■ MATERIAL FOR THIS EXERCISE
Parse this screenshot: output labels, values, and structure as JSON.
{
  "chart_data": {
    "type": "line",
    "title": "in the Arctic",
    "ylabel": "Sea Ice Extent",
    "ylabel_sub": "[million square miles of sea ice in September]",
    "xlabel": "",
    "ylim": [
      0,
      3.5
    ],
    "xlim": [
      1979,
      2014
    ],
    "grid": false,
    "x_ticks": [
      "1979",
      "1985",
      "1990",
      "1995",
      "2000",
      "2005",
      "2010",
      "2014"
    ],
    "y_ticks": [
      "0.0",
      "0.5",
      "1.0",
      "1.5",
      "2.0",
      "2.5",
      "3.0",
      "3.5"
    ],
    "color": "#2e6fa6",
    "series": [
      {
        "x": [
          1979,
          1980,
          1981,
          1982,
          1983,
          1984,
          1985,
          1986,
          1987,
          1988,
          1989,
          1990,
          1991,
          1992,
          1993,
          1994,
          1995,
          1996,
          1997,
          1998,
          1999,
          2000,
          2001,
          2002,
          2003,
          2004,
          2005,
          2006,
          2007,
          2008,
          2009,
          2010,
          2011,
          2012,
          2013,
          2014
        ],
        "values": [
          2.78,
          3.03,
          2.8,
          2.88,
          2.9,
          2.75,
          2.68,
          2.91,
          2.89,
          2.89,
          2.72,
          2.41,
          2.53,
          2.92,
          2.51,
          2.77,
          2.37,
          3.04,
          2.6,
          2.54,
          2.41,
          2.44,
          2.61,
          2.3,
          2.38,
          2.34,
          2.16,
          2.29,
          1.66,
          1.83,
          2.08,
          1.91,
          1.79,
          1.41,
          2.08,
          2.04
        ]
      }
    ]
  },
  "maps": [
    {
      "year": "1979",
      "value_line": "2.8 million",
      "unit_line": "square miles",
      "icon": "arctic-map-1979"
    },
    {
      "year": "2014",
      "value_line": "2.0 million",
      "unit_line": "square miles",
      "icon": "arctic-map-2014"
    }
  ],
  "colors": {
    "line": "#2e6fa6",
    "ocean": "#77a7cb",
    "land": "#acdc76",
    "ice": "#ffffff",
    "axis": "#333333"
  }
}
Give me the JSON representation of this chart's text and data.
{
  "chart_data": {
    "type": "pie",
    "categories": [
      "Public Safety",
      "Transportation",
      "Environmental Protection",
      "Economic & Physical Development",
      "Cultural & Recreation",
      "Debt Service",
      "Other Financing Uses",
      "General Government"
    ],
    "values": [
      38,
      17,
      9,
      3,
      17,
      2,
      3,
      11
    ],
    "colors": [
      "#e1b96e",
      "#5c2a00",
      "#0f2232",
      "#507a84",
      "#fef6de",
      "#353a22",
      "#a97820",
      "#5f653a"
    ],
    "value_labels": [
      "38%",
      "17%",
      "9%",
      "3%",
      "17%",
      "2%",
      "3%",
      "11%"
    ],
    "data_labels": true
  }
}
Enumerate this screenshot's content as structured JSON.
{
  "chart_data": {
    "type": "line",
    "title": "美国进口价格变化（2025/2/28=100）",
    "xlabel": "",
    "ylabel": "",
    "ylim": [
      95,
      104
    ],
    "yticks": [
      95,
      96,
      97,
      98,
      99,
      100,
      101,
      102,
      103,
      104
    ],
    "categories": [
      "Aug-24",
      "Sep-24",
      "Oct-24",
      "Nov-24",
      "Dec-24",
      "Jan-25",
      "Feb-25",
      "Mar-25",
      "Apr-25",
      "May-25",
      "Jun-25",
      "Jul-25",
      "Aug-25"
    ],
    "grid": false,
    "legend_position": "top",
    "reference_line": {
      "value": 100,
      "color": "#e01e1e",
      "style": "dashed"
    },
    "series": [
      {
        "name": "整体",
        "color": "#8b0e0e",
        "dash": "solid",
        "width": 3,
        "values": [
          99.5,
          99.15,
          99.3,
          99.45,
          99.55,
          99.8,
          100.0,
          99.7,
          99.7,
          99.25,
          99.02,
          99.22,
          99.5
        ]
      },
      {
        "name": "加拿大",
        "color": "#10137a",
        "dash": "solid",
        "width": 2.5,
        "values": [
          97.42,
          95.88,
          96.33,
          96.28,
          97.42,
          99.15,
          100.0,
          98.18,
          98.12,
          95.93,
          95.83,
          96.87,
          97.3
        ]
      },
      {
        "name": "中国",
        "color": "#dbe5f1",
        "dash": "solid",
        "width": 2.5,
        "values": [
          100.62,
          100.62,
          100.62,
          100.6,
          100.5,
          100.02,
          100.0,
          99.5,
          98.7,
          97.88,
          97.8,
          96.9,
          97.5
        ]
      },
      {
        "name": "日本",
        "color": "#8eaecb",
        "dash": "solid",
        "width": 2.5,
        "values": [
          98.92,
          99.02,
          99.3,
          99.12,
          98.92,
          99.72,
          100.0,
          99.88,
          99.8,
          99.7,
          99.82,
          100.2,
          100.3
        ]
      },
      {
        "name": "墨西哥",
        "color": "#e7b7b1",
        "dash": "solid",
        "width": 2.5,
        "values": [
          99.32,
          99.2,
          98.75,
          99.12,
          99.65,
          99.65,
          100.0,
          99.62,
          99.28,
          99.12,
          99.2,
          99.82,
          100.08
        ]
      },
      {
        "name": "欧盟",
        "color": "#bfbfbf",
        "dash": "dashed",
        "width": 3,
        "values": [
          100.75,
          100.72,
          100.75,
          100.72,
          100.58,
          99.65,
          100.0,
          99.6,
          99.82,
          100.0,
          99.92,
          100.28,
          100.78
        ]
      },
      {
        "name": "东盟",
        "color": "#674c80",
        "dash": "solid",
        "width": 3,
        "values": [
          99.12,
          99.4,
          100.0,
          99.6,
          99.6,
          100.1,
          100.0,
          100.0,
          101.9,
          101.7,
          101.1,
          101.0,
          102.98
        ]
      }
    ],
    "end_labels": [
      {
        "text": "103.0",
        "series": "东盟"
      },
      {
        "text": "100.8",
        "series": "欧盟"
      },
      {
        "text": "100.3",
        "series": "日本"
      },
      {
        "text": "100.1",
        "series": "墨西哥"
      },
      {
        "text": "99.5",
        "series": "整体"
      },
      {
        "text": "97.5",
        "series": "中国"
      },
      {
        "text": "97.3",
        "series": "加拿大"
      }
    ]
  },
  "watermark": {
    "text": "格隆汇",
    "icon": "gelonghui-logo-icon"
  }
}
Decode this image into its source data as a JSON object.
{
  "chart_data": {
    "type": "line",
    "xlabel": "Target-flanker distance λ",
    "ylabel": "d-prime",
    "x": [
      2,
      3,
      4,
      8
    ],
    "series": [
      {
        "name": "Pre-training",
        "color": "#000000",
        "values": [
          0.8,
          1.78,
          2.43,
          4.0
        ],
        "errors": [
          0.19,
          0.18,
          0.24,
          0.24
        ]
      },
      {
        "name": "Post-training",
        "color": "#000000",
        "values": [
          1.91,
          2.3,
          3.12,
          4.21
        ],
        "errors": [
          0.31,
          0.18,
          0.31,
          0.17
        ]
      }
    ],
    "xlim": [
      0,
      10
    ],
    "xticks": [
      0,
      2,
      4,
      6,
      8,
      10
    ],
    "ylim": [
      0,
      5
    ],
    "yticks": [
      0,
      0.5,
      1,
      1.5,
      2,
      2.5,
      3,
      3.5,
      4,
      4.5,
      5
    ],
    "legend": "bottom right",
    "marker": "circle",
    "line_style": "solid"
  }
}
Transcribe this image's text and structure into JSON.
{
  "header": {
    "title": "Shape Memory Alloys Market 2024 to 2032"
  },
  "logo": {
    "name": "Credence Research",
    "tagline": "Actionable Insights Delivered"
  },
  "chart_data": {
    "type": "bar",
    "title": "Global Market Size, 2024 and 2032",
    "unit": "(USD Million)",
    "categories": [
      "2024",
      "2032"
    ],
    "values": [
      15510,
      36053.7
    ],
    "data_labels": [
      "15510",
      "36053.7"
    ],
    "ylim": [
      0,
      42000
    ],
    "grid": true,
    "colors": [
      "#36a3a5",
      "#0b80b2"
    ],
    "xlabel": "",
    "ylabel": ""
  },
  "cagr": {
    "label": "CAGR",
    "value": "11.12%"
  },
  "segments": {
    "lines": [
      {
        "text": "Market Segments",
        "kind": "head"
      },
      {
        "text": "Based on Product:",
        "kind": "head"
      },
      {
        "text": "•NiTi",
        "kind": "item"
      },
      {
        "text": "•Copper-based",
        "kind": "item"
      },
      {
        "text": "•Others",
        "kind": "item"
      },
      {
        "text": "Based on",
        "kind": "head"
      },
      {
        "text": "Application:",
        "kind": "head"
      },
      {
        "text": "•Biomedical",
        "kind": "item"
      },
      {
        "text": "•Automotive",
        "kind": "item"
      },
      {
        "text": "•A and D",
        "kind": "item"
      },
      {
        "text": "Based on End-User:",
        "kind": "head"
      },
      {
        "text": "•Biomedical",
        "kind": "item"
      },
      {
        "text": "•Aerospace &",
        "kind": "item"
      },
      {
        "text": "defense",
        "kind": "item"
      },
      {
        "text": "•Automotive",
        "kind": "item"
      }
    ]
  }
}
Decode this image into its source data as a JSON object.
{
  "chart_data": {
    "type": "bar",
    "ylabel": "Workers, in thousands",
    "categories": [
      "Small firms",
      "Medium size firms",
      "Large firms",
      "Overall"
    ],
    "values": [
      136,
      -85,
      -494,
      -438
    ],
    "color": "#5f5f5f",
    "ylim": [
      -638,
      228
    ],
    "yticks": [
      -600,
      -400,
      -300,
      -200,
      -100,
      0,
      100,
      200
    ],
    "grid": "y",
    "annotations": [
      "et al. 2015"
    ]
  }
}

■ PROBLEM STATEMENT
Extract, from the material above, each line holding the word "series".

■ TASK OUTPUT
    "series": [
    "series": [
        "series": "东盟"
        "series": "欧盟"
        "series": "日本"
        "series": "墨西哥"
        "series": "整体"
        "series": "中国"
        "series": "加拿大"
    "series": [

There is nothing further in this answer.